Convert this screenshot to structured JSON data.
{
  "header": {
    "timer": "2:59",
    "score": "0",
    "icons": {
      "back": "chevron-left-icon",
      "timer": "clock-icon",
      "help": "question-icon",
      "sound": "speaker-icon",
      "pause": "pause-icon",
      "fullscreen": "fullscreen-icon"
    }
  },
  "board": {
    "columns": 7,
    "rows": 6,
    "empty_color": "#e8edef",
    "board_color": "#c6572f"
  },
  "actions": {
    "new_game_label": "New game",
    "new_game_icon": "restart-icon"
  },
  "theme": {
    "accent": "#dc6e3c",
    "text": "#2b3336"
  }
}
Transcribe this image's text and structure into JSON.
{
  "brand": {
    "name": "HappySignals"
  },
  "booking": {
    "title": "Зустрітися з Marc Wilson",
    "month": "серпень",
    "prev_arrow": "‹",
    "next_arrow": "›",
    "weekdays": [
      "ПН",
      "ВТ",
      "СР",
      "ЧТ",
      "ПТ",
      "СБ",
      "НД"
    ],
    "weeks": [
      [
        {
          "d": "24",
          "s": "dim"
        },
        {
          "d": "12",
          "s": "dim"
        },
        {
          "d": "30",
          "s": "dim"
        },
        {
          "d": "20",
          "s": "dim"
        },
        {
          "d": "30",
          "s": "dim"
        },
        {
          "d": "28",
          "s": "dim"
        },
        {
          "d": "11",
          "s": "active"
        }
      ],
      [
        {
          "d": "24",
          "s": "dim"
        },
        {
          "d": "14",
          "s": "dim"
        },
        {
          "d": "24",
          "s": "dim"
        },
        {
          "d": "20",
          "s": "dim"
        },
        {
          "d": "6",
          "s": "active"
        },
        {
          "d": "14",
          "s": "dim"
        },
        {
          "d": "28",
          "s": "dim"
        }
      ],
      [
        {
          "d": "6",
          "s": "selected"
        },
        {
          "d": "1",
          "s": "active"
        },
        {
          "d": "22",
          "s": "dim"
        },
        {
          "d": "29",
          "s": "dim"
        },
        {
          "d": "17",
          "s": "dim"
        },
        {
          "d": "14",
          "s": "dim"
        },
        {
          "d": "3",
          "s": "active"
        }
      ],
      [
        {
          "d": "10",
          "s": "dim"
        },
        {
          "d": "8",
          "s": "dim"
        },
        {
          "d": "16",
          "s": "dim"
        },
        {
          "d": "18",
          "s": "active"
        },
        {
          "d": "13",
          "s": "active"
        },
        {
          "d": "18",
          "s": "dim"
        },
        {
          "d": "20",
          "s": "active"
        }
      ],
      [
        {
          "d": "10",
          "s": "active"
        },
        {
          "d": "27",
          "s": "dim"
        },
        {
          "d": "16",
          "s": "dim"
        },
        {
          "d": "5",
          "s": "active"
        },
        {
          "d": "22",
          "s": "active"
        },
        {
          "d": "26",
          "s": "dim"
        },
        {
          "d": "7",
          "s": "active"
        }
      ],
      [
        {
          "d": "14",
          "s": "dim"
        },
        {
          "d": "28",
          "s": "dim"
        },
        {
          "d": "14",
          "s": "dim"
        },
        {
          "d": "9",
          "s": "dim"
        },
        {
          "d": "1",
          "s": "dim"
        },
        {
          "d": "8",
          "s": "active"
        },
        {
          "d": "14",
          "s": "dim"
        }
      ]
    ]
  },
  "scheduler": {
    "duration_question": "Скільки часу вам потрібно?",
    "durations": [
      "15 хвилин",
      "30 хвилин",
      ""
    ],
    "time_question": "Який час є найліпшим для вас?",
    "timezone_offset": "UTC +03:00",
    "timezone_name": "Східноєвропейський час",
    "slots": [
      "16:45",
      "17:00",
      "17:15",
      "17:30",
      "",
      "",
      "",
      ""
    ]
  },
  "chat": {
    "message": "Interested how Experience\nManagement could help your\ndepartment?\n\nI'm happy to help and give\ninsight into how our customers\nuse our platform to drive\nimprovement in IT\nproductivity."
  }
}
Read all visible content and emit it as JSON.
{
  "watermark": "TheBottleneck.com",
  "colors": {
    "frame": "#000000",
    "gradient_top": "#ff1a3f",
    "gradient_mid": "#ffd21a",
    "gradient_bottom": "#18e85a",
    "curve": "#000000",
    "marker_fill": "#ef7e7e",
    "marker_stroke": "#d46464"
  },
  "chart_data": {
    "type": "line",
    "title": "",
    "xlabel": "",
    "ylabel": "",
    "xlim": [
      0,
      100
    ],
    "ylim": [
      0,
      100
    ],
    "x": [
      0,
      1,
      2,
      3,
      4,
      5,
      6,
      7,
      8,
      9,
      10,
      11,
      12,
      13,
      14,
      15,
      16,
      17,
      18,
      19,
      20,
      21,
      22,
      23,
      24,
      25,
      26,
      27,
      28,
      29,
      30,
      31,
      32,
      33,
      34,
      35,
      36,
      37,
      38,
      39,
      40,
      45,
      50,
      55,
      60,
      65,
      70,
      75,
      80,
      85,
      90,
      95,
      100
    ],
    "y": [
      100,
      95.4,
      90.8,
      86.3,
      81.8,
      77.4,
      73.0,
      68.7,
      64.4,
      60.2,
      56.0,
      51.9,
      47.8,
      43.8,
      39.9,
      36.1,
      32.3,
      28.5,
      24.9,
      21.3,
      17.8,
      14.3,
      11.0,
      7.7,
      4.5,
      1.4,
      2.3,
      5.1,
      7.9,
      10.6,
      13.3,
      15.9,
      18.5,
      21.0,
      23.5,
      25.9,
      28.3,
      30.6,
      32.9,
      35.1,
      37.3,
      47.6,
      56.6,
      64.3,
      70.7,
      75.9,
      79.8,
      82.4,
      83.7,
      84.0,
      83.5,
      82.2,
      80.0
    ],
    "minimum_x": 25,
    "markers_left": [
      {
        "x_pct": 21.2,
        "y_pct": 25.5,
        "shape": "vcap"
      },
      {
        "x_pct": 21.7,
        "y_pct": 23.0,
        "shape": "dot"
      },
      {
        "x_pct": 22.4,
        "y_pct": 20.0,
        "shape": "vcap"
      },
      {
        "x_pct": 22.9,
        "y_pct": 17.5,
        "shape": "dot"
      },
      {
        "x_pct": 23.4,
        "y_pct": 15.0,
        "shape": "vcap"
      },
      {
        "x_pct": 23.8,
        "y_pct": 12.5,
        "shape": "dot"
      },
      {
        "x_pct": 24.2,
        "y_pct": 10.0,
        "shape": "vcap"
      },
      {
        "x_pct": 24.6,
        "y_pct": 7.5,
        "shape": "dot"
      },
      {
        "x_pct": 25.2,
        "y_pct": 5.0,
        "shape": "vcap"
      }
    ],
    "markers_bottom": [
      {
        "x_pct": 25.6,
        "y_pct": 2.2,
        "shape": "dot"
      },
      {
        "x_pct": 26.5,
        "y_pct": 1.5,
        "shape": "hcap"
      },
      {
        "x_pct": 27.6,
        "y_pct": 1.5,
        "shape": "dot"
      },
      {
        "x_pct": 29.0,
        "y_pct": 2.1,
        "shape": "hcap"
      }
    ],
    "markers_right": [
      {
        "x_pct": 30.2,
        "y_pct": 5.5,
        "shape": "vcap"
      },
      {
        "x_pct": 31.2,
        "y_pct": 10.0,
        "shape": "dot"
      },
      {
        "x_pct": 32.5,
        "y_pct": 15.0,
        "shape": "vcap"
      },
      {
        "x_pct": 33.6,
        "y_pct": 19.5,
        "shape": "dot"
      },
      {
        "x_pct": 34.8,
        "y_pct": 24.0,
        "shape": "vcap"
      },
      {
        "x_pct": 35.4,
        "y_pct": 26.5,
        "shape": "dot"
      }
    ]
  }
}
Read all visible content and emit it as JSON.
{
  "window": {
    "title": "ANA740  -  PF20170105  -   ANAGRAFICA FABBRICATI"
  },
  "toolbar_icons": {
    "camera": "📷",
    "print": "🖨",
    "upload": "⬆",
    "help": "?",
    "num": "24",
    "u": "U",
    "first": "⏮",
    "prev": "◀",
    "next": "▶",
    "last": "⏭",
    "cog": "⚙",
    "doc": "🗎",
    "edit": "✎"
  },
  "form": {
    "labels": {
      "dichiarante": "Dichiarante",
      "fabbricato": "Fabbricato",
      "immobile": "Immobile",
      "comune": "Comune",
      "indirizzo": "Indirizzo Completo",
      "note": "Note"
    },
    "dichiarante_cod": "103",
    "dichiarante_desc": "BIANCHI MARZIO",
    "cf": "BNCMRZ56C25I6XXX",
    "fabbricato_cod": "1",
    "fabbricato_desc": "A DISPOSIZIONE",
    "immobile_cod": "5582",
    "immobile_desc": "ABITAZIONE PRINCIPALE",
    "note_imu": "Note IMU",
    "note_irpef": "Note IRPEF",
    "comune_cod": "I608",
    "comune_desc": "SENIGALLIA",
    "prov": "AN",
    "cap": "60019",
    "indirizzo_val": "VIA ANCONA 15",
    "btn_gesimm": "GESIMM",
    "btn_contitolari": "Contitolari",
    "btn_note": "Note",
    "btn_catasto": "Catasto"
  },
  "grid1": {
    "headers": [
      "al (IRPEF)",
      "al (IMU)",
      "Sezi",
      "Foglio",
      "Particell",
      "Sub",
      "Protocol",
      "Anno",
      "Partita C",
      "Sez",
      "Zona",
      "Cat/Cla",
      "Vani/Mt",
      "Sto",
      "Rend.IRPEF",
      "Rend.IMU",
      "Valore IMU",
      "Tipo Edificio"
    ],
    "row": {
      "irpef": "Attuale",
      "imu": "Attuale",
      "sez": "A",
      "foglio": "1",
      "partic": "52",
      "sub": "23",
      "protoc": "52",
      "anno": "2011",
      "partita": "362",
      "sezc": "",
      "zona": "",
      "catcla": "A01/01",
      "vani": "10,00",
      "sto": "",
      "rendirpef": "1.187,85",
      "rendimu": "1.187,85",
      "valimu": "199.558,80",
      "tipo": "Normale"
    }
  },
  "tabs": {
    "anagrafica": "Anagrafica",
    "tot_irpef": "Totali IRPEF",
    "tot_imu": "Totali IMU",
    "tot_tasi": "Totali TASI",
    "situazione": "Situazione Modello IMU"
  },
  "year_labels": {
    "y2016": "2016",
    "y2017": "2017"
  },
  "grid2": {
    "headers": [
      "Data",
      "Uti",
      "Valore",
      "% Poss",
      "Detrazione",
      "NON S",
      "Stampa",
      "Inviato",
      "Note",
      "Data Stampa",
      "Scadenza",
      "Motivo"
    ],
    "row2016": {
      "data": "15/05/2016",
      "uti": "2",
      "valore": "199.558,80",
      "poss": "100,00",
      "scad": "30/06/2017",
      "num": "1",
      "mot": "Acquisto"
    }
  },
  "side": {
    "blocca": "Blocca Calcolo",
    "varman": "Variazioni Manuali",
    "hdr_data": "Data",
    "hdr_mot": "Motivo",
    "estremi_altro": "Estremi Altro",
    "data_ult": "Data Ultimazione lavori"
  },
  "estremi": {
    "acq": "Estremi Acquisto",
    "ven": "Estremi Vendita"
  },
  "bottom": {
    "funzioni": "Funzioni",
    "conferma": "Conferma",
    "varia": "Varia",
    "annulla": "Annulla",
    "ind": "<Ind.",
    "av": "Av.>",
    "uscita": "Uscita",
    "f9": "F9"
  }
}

——————————

**TASK STATEMENT**. Search the entries for the word "help" and pick out every line that holds it.

**RESPONSE TO THE TASK**.
      "help": "question-icon",
    "message": "Interested how Experience\nManagement could help your\ndepartment?\n\nI'm happy to help and give\ninsight into how our customers\nuse our platform to drive\nimprovement in IT\nproductivity."
    "help": "?",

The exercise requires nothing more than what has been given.